++++ RECORDS TO USE ++++

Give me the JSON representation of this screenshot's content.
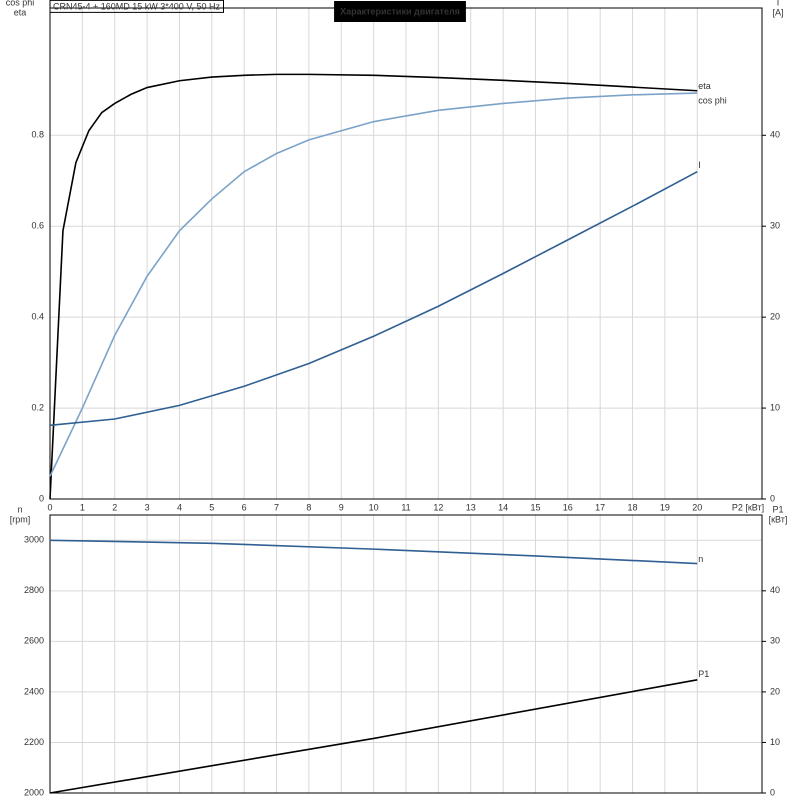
{
  "chart_data": [
    {
      "type": "line",
      "title": "Характеристики двигателя",
      "subtitle": "CRN45-4 + 160MD   15 kW   3*400 V, 50 Hz",
      "xlabel": "P2 [кВт]",
      "ylabel": [
        "cos phi",
        "eta"
      ],
      "y2label": [
        "I",
        "[A]"
      ],
      "xlim": [
        0,
        22
      ],
      "xticks": [
        0,
        1,
        2,
        3,
        4,
        5,
        6,
        7,
        8,
        9,
        10,
        11,
        12,
        13,
        14,
        15,
        16,
        17,
        18,
        19,
        20
      ],
      "ylim": [
        0,
        1.08
      ],
      "yticks": [
        0,
        0.2,
        0.4,
        0.6,
        0.8
      ],
      "y2lim": [
        0,
        54
      ],
      "y2ticks": [
        0,
        10,
        20,
        30,
        40
      ],
      "grid": true,
      "series": [
        {
          "name": "eta",
          "color": "#000000",
          "x": [
            0,
            0.4,
            0.8,
            1.2,
            1.6,
            2,
            2.5,
            3,
            4,
            5,
            6,
            7,
            8,
            10,
            12,
            14,
            16,
            18,
            20
          ],
          "values": [
            0,
            0.59,
            0.74,
            0.81,
            0.85,
            0.87,
            0.89,
            0.905,
            0.92,
            0.928,
            0.932,
            0.934,
            0.934,
            0.932,
            0.927,
            0.921,
            0.914,
            0.906,
            0.898
          ]
        },
        {
          "name": "cos phi",
          "color": "#7ba3c8",
          "x": [
            0,
            1,
            2,
            3,
            4,
            5,
            6,
            7,
            8,
            9,
            10,
            12,
            14,
            16,
            18,
            20
          ],
          "values": [
            0.05,
            0.2,
            0.36,
            0.49,
            0.59,
            0.66,
            0.72,
            0.76,
            0.79,
            0.81,
            0.83,
            0.855,
            0.87,
            0.882,
            0.889,
            0.893
          ]
        },
        {
          "name": "I",
          "color": "#2f5f93",
          "axis": "y2",
          "x": [
            0,
            2,
            4,
            6,
            8,
            10,
            12,
            14,
            16,
            18,
            20
          ],
          "values": [
            8.1,
            8.8,
            10.3,
            12.4,
            14.9,
            17.9,
            21.2,
            24.8,
            28.5,
            32.2,
            36.0
          ]
        }
      ]
    },
    {
      "type": "line",
      "ylabel": [
        "n",
        "[rpm]"
      ],
      "y2label": [
        "P1",
        "[кВт]"
      ],
      "xlim": [
        0,
        22
      ],
      "ylim": [
        2000,
        3100
      ],
      "yticks": [
        2000,
        2200,
        2400,
        2600,
        2800,
        3000
      ],
      "y2lim": [
        0,
        55
      ],
      "y2ticks": [
        0,
        10,
        20,
        30,
        40
      ],
      "grid": true,
      "series": [
        {
          "name": "n",
          "color": "#2f5f93",
          "x": [
            0,
            5,
            10,
            15,
            20
          ],
          "values": [
            3000,
            2988,
            2965,
            2938,
            2908
          ]
        },
        {
          "name": "P1",
          "color": "#000000",
          "axis": "y2",
          "x": [
            0,
            10,
            20
          ],
          "values": [
            0,
            10.8,
            22.4
          ]
        }
      ]
    }
  ]
}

++++

Transcribe the material exactly, and leave out whatever pictures it holds.

→ ANSWER TO THIS PROBLEM
Give me the JSON representation of this screenshot's content.
{
  "chart_data": [
    {
      "type": "line",
      "title": "Характеристики двигателя",
      "subtitle": "CRN45-4 + 160MD   15 kW   3*400 V, 50 Hz",
      "xlabel": "P2 [кВт]",
      "ylabel": [
        "cos phi",
        "eta"
      ],
      "y2label": [
        "I",
        "[A]"
      ],
      "xlim": [
        0,
        22
      ],
      "xticks": [
        0,
        1,
        2,
        3,
        4,
        5,
        6,
        7,
        8,
        9,
        10,
        11,
        12,
        13,
        14,
        15,
        16,
        17,
        18,
        19,
        20
      ],
      "ylim": [
        0,
        1.08
      ],
      "yticks": [
        0,
        0.2,
        0.4,
        0.6,
        0.8
      ],
      "y2lim": [
        0,
        54
      ],
      "y2ticks": [
        0,
        10,
        20,
        30,
        40
      ],
      "grid": true,
      "series": [
        {
          "name": "eta",
          "color": "#000000",
          "x": [
            0,
            0.4,
            0.8,
            1.2,
            1.6,
            2,
            2.5,
            3,
            4,
            5,
            6,
            7,
            8,
            10,
            12,
            14,
            16,
            18,
            20
          ],
          "values": [
            0,
            0.59,
            0.74,
            0.81,
            0.85,
            0.87,
            0.89,
            0.905,
            0.92,
            0.928,
            0.932,
            0.934,
            0.934,
            0.932,
            0.927,
            0.921,
            0.914,
            0.906,
            0.898
          ]
        },
        {
          "name": "cos phi",
          "color": "#7ba3c8",
          "x": [
            0,
            1,
            2,
            3,
            4,
            5,
            6,
            7,
            8,
            9,
            10,
            12,
            14,
            16,
            18,
            20
          ],
          "values": [
            0.05,
            0.2,
            0.36,
            0.49,
            0.59,
            0.66,
            0.72,
            0.76,
            0.79,
            0.81,
            0.83,
            0.855,
            0.87,
            0.882,
            0.889,
            0.893
          ]
        },
        {
          "name": "I",
          "color": "#2f5f93",
          "axis": "y2",
          "x": [
            0,
            2,
            4,
            6,
            8,
            10,
            12,
            14,
            16,
            18,
            20
          ],
          "values": [
            8.1,
            8.8,
            10.3,
            12.4,
            14.9,
            17.9,
            21.2,
            24.8,
            28.5,
            32.2,
            36.0
          ]
        }
      ]
    },
    {
      "type": "line",
      "ylabel": [
        "n",
        "[rpm]"
      ],
      "y2label": [
        "P1",
        "[кВт]"
      ],
      "xlim": [
        0,
        22
      ],
      "ylim": [
        2000,
        3100
      ],
      "yticks": [
        2000,
        2200,
        2400,
        2600,
        2800,
        3000
      ],
      "y2lim": [
        0,
        55
      ],
      "y2ticks": [
        0,
        10,
        20,
        30,
        40
      ],
      "grid": true,
      "series": [
        {
          "name": "n",
          "color": "#2f5f93",
          "x": [
            0,
            5,
            10,
            15,
            20
          ],
          "values": [
            3000,
            2988,
            2965,
            2938,
            2908
          ]
        },
        {
          "name": "P1",
          "color": "#000000",
          "axis": "y2",
          "x": [
            0,
            10,
            20
          ],
          "values": [
            0,
            10.8,
            22.4
          ]
        }
      ]
    }
  ]
}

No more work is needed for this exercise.